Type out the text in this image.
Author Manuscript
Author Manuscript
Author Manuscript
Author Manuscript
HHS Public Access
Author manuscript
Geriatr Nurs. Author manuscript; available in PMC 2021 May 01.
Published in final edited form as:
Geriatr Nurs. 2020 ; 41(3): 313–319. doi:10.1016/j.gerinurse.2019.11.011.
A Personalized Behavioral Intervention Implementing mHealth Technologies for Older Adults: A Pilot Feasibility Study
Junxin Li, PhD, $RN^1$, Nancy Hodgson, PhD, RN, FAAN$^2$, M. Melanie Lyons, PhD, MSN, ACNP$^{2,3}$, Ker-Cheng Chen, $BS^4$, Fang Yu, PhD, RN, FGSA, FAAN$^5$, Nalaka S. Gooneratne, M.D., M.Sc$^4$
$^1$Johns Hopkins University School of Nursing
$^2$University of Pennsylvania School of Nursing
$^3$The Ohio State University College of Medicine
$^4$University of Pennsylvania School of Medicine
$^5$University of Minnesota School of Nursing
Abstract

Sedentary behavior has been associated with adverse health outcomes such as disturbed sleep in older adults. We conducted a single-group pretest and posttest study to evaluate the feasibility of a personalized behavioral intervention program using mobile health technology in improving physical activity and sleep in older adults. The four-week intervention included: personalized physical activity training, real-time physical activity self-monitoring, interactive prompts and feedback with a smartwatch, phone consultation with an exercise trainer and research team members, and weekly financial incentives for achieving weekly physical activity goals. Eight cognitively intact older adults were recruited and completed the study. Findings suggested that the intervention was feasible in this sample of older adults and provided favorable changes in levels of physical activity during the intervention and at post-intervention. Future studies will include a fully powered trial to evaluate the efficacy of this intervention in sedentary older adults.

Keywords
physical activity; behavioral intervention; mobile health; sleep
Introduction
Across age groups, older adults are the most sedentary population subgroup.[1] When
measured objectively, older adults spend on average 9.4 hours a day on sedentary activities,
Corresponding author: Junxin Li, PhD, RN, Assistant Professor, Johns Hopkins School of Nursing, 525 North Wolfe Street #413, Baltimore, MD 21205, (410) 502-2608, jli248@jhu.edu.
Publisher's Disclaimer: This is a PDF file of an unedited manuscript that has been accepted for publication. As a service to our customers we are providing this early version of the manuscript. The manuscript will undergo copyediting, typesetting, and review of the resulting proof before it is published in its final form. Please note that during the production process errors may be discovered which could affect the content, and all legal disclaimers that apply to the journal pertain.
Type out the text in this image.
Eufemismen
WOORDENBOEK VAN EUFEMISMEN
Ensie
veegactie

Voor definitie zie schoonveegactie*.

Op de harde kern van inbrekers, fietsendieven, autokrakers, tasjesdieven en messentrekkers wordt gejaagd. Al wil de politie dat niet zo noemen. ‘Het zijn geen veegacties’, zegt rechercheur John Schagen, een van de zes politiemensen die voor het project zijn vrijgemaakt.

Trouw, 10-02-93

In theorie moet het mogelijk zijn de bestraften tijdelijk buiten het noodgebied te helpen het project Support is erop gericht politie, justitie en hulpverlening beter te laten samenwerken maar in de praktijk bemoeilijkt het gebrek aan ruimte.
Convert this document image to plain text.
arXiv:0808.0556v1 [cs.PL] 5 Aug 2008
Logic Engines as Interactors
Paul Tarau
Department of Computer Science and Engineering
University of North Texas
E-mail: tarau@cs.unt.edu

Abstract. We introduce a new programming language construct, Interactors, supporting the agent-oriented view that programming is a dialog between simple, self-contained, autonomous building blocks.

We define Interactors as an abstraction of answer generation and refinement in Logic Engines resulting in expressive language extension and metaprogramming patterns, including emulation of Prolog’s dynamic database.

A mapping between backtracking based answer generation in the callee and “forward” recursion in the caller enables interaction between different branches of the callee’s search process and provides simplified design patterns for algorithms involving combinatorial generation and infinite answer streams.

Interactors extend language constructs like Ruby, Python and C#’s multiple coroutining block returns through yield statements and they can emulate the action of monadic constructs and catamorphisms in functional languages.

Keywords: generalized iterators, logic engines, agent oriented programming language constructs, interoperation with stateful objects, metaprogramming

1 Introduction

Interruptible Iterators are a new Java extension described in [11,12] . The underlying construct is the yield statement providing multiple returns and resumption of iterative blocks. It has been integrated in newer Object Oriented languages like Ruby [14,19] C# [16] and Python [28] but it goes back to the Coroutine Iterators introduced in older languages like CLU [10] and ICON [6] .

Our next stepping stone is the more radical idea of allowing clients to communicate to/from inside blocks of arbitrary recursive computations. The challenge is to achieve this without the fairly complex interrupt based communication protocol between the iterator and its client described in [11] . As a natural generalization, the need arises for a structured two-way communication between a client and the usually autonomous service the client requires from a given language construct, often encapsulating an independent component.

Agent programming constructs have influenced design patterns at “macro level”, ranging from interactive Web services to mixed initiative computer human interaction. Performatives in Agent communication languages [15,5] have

WHAT YOU ARE ASKED TO DO ->
Copy all lines from the material that hold "returns".

RESPONSE TO THIS TASK ->
Interactors extend language constructs like Ruby, Python and C#’s multiple coroutining block returns through yield statements and they can emulate the action of monadic constructs and catamorphisms in functional languages.
Interruptible Iterators are a new Java extension described in [11,12] . The underlying construct is the yield statement providing multiple returns and resumption of iterative blocks. It has been integrated in newer Object Oriented languages like Ruby [14,19] C# [16] and Python [28] but it goes back to the Coroutine Iterators introduced in older languages like CLU [10] and ICON [6] .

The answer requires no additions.